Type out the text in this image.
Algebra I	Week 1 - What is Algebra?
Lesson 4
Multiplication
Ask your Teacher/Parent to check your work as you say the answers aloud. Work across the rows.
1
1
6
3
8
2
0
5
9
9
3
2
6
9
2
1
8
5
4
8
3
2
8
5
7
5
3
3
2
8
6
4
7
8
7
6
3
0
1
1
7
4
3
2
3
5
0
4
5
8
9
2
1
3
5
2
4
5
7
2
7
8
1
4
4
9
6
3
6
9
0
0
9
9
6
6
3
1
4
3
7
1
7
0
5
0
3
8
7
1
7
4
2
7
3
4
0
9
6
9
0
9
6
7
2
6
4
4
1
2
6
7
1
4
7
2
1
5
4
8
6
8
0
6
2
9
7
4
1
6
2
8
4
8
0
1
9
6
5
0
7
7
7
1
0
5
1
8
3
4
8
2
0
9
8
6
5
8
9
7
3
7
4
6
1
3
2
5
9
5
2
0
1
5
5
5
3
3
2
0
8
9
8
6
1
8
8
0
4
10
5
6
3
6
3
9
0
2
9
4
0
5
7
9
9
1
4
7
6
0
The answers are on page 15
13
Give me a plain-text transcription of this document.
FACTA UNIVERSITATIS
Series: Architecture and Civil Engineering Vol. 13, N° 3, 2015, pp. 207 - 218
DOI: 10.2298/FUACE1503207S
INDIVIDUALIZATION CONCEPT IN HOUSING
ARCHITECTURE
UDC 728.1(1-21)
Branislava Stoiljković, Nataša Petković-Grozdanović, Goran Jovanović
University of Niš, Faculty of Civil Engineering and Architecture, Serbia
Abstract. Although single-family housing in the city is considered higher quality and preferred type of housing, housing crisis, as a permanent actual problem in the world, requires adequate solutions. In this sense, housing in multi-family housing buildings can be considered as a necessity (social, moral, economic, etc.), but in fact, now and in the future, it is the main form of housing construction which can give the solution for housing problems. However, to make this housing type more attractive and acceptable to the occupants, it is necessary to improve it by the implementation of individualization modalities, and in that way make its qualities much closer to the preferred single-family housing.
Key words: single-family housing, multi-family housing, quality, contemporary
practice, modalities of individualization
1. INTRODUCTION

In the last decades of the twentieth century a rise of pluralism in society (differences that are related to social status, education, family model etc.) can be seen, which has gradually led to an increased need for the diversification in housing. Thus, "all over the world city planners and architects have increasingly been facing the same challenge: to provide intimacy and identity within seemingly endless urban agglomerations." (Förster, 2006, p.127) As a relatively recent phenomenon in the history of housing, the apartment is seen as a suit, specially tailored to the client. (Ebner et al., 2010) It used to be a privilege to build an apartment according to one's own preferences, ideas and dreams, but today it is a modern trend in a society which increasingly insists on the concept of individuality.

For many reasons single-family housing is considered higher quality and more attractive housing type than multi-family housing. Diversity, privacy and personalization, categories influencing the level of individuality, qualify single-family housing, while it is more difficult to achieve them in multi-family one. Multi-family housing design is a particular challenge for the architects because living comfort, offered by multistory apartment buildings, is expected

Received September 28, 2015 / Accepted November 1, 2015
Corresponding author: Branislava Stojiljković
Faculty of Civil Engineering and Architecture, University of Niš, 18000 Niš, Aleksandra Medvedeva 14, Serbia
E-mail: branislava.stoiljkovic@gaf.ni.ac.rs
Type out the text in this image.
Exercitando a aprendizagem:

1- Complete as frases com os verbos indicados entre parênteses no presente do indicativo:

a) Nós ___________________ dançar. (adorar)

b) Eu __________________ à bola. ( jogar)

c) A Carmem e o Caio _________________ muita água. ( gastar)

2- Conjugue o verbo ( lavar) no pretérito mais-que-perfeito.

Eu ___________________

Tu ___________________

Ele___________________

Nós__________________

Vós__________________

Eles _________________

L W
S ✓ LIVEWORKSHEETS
============================================================
Directions:
Your task is to reproduce the whole listing exactly.

The output:
Type out the text in this image.
Algebra I	Week 1 - What is Algebra?
Lesson 4
Multiplication
Ask your Teacher/Parent to check your work as you say the answers aloud. Work across the rows.
1
1
6
3
8
2
0
5
9
9
3
2
6
9
2
1
8
5
4
8
3
2
8
5
7
5
3
3
2
8
6
4
7
8
7
6
3
0
1
1
7
4
3
2
3
5
0
4
5
8
9
2
1
3
5
2
4
5
7
2
7
8
1
4
4
9
6
3
6
9
0
0
9
9
6
6
3
1
4
3
7
1
7
0
5
0
3
8
7
1
7
4
2
7
3
4
0
9
6
9
0
9
6
7
2
6
4
4
1
2
6
7
1
4
7
2
1
5
4
8
6
8
0
6
2
9
7
4
1
6
2
8
4
8
0
1
9
6
5
0
7
7
7
1
0
5
1
8
3
4
8
2
0
9
8
6
5
8
9
7
3
7
4
6
1
3
2
5
9
5
2
0
1
5
5
5
3
3
2
0
8
9
8
6
1
8
8
0
4
10
5
6
3
6
3
9
0
2
9
4
0
5
7
9
9
1
4
7
6
0
The answers are on page 15
13
Give me a plain-text transcription of this document.
FACTA UNIVERSITATIS
Series: Architecture and Civil Engineering Vol. 13, N° 3, 2015, pp. 207 - 218
DOI: 10.2298/FUACE1503207S
INDIVIDUALIZATION CONCEPT IN HOUSING
ARCHITECTURE
UDC 728.1(1-21)
Branislava Stoiljković, Nataša Petković-Grozdanović, Goran Jovanović
University of Niš, Faculty of Civil Engineering and Architecture, Serbia
Abstract. Although single-family housing in the city is considered higher quality and preferred type of housing, housing crisis, as a permanent actual problem in the world, requires adequate solutions. In this sense, housing in multi-family housing buildings can be considered as a necessity (social, moral, economic, etc.), but in fact, now and in the future, it is the main form of housing construction which can give the solution for housing problems. However, to make this housing type more attractive and acceptable to the occupants, it is necessary to improve it by the implementation of individualization modalities, and in that way make its qualities much closer to the preferred single-family housing.
Key words: single-family housing, multi-family housing, quality, contemporary
practice, modalities of individualization
1. INTRODUCTION

In the last decades of the twentieth century a rise of pluralism in society (differences that are related to social status, education, family model etc.) can be seen, which has gradually led to an increased need for the diversification in housing. Thus, "all over the world city planners and architects have increasingly been facing the same challenge: to provide intimacy and identity within seemingly endless urban agglomerations." (Förster, 2006, p.127) As a relatively recent phenomenon in the history of housing, the apartment is seen as a suit, specially tailored to the client. (Ebner et al., 2010) It used to be a privilege to build an apartment according to one's own preferences, ideas and dreams, but today it is a modern trend in a society which increasingly insists on the concept of individuality.

For many reasons single-family housing is considered higher quality and more attractive housing type than multi-family housing. Diversity, privacy and personalization, categories influencing the level of individuality, qualify single-family housing, while it is more difficult to achieve them in multi-family one. Multi-family housing design is a particular challenge for the architects because living comfort, offered by multistory apartment buildings, is expected

Received September 28, 2015 / Accepted November 1, 2015
Corresponding author: Branislava Stojiljković
Faculty of Civil Engineering and Architecture, University of Niš, 18000 Niš, Aleksandra Medvedeva 14, Serbia
E-mail: branislava.stoiljkovic@gaf.ni.ac.rs
Type out the text in this image.
Exercitando a aprendizagem:

1- Complete as frases com os verbos indicados entre parênteses no presente do indicativo:

a) Nós ___________________ dançar. (adorar)

b) Eu __________________ à bola. ( jogar)

c) A Carmem e o Caio _________________ muita água. ( gastar)

2- Conjugue o verbo ( lavar) no pretérito mais-que-perfeito.

Eu ___________________

Tu ___________________

Ele___________________

Nós__________________

Vós__________________

Eles _________________

L W
S ✓ LIVEWORKSHEETS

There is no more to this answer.